**The problem:**
Will you write out all the entries below exactly?
══ Records supplied
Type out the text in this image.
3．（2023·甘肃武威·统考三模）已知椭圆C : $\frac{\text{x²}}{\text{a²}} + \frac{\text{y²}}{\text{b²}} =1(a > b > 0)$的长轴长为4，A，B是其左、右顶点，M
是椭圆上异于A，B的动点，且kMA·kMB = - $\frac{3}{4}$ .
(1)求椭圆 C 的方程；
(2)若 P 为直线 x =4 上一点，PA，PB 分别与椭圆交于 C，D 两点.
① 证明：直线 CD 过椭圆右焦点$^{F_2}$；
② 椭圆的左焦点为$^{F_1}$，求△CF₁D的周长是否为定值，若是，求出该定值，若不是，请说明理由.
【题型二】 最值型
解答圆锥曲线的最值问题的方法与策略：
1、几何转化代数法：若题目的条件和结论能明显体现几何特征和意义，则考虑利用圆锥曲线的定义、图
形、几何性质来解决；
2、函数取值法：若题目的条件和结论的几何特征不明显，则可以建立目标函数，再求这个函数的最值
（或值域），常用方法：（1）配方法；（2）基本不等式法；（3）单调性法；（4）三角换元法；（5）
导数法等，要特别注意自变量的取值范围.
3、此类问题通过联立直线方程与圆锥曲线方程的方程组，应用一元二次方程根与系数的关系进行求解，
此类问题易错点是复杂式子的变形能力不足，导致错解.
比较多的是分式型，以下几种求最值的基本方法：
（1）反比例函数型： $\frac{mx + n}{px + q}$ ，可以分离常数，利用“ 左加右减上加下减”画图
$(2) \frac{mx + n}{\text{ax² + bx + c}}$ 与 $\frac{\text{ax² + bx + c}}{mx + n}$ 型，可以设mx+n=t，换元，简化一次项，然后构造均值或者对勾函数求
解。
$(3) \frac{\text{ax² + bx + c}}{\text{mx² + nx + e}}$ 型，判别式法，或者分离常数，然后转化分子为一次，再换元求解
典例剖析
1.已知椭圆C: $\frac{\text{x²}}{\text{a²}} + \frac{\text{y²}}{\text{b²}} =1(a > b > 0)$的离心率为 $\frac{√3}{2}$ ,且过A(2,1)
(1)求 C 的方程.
════
**Exercise result:**
Type out the text in this image.
3．（2023·甘肃武威·统考三模）已知椭圆C : $\frac{\text{x²}}{\text{a²}} + \frac{\text{y²}}{\text{b²}} =1(a > b > 0)$的长轴长为4，A，B是其左、右顶点，M
是椭圆上异于A，B的动点，且kMA·kMB = - $\frac{3}{4}$ .
(1)求椭圆 C 的方程；
(2)若 P 为直线 x =4 上一点，PA，PB 分别与椭圆交于 C，D 两点.
① 证明：直线 CD 过椭圆右焦点$^{F_2}$；
② 椭圆的左焦点为$^{F_1}$，求△CF₁D的周长是否为定值，若是，求出该定值，若不是，请说明理由.
【题型二】 最值型
解答圆锥曲线的最值问题的方法与策略：
1、几何转化代数法：若题目的条件和结论能明显体现几何特征和意义，则考虑利用圆锥曲线的定义、图
形、几何性质来解决；
2、函数取值法：若题目的条件和结论的几何特征不明显，则可以建立目标函数，再求这个函数的最值
（或值域），常用方法：（1）配方法；（2）基本不等式法；（3）单调性法；（4）三角换元法；（5）
导数法等，要特别注意自变量的取值范围.
3、此类问题通过联立直线方程与圆锥曲线方程的方程组，应用一元二次方程根与系数的关系进行求解，
此类问题易错点是复杂式子的变形能力不足，导致错解.
比较多的是分式型，以下几种求最值的基本方法：
（1）反比例函数型： $\frac{mx + n}{px + q}$ ，可以分离常数，利用“ 左加右减上加下减”画图
$(2) \frac{mx + n}{\text{ax² + bx + c}}$ 与 $\frac{\text{ax² + bx + c}}{mx + n}$ 型，可以设mx+n=t，换元，简化一次项，然后构造均值或者对勾函数求
解。
$(3) \frac{\text{ax² + bx + c}}{\text{mx² + nx + e}}$ 型，判别式法，或者分离常数，然后转化分子为一次，再换元求解
典例剖析
1.已知椭圆C: $\frac{\text{x²}}{\text{a²}} + \frac{\text{y²}}{\text{b²}} =1(a > b > 0)$的离心率为 $\frac{√3}{2}$ ,且过A(2,1)
(1)求 C 的方程.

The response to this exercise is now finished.